Supplied data:

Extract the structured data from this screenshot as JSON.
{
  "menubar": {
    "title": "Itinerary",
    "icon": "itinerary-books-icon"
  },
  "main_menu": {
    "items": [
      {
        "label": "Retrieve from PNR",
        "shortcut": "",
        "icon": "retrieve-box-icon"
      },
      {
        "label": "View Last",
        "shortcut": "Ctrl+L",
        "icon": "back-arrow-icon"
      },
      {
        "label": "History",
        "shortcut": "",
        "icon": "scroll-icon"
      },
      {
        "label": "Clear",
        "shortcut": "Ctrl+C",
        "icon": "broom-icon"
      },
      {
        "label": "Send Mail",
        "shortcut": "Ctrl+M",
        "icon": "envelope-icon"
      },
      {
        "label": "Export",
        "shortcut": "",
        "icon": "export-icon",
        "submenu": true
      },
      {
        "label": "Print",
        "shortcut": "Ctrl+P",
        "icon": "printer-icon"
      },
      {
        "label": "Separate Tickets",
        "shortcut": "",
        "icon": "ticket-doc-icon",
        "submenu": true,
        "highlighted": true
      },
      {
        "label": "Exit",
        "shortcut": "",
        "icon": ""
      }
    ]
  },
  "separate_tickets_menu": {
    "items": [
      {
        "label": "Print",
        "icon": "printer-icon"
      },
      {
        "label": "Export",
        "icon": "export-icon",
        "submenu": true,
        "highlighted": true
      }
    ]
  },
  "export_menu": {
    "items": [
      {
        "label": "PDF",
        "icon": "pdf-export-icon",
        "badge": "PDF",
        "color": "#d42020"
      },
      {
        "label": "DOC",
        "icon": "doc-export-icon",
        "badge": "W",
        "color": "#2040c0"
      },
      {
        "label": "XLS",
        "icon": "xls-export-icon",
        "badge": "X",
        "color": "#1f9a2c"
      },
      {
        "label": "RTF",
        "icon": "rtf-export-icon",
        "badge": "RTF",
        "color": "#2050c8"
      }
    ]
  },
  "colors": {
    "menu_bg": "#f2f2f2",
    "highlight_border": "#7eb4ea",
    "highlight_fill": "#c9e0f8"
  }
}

Aim of the exercise: Quote all the records. Keep every word exact.

Correct answer:
Extract the structured data from this screenshot as JSON.
{
  "menubar": {
    "title": "Itinerary",
    "icon": "itinerary-books-icon"
  },
  "main_menu": {
    "items": [
      {
        "label": "Retrieve from PNR",
        "shortcut": "",
        "icon": "retrieve-box-icon"
      },
      {
        "label": "View Last",
        "shortcut": "Ctrl+L",
        "icon": "back-arrow-icon"
      },
      {
        "label": "History",
        "shortcut": "",
        "icon": "scroll-icon"
      },
      {
        "label": "Clear",
        "shortcut": "Ctrl+C",
        "icon": "broom-icon"
      },
      {
        "label": "Send Mail",
        "shortcut": "Ctrl+M",
        "icon": "envelope-icon"
      },
      {
        "label": "Export",
        "shortcut": "",
        "icon": "export-icon",
        "submenu": true
      },
      {
        "label": "Print",
        "shortcut": "Ctrl+P",
        "icon": "printer-icon"
      },
      {
        "label": "Separate Tickets",
        "shortcut": "",
        "icon": "ticket-doc-icon",
        "submenu": true,
        "highlighted": true
      },
      {
        "label": "Exit",
        "shortcut": "",
        "icon": ""
      }
    ]
  },
  "separate_tickets_menu": {
    "items": [
      {
        "label": "Print",
        "icon": "printer-icon"
      },
      {
        "label": "Export",
        "icon": "export-icon",
        "submenu": true,
        "highlighted": true
      }
    ]
  },
  "export_menu": {
    "items": [
      {
        "label": "PDF",
        "icon": "pdf-export-icon",
        "badge": "PDF",
        "color": "#d42020"
      },
      {
        "label": "DOC",
        "icon": "doc-export-icon",
        "badge": "W",
        "color": "#2040c0"
      },
      {
        "label": "XLS",
        "icon": "xls-export-icon",
        "badge": "X",
        "color": "#1f9a2c"
      },
      {
        "label": "RTF",
        "icon": "rtf-export-icon",
        "badge": "RTF",
        "color": "#2050c8"
      }
    ]
  },
  "colors": {
    "menu_bg": "#f2f2f2",
    "highlight_border": "#7eb4ea",
    "highlight_fill": "#c9e0f8"
  }
}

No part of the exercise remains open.